**BRIEF**:
Wherever a line in the data below holds "color", copy that line.

=====

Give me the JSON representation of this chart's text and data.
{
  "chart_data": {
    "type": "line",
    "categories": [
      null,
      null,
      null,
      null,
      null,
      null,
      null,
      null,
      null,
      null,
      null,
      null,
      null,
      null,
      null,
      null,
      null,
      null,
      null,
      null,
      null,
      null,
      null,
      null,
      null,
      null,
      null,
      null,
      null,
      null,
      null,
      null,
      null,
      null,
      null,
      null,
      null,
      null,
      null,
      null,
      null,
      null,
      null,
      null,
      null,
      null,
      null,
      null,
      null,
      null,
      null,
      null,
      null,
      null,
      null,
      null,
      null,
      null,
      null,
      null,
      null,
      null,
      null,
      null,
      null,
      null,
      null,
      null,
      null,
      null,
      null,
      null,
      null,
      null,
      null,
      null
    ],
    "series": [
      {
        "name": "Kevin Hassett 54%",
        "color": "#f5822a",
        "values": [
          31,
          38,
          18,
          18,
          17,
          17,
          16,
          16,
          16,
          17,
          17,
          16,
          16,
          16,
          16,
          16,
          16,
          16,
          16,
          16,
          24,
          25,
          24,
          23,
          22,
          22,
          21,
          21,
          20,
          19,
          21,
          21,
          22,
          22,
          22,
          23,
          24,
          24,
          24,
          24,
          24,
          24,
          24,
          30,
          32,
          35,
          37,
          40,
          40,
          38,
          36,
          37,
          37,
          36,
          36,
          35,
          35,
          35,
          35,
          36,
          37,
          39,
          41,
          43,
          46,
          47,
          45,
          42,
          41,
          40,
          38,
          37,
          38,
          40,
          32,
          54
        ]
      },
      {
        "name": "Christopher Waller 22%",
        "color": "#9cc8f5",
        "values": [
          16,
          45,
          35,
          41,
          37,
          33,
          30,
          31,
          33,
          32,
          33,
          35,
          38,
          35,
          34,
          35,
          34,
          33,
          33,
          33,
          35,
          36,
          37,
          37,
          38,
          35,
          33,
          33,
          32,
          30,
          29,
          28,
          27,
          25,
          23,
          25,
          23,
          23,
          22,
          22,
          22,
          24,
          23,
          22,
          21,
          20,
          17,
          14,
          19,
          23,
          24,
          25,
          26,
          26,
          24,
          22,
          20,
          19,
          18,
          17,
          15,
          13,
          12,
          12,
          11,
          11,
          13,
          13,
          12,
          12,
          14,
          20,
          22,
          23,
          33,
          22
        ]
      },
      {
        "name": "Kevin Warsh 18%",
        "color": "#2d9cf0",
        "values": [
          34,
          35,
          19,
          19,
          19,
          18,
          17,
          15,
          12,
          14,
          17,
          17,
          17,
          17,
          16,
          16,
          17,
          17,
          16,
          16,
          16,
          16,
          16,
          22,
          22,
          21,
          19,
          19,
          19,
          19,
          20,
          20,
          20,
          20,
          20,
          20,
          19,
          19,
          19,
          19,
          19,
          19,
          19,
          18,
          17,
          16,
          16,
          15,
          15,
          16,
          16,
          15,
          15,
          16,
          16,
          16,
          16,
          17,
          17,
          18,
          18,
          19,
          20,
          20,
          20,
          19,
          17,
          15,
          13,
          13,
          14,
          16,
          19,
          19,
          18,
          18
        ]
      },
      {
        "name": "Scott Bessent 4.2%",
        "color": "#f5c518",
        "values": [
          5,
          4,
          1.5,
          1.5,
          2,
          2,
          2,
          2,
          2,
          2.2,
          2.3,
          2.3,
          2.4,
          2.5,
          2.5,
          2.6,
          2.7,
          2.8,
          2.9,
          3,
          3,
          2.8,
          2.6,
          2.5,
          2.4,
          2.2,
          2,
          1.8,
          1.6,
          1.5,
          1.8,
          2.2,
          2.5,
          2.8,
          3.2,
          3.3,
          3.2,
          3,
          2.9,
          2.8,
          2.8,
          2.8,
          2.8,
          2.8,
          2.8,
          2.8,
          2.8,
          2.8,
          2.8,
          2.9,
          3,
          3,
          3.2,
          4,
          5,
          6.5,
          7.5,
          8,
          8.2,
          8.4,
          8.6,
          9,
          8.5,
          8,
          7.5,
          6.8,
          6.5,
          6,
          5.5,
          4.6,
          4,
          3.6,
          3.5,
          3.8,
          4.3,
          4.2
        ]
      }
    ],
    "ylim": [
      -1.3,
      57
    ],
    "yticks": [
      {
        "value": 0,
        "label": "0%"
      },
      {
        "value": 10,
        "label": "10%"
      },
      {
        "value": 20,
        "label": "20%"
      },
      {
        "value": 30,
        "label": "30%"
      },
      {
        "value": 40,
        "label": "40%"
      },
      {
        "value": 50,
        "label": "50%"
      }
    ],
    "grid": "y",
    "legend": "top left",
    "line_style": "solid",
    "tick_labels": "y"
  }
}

=====

**SOLUTION BELOW**:
        "color": "#f5822a",
        "color": "#9cc8f5",
        "color": "#2d9cf0",
        "color": "#f5c518",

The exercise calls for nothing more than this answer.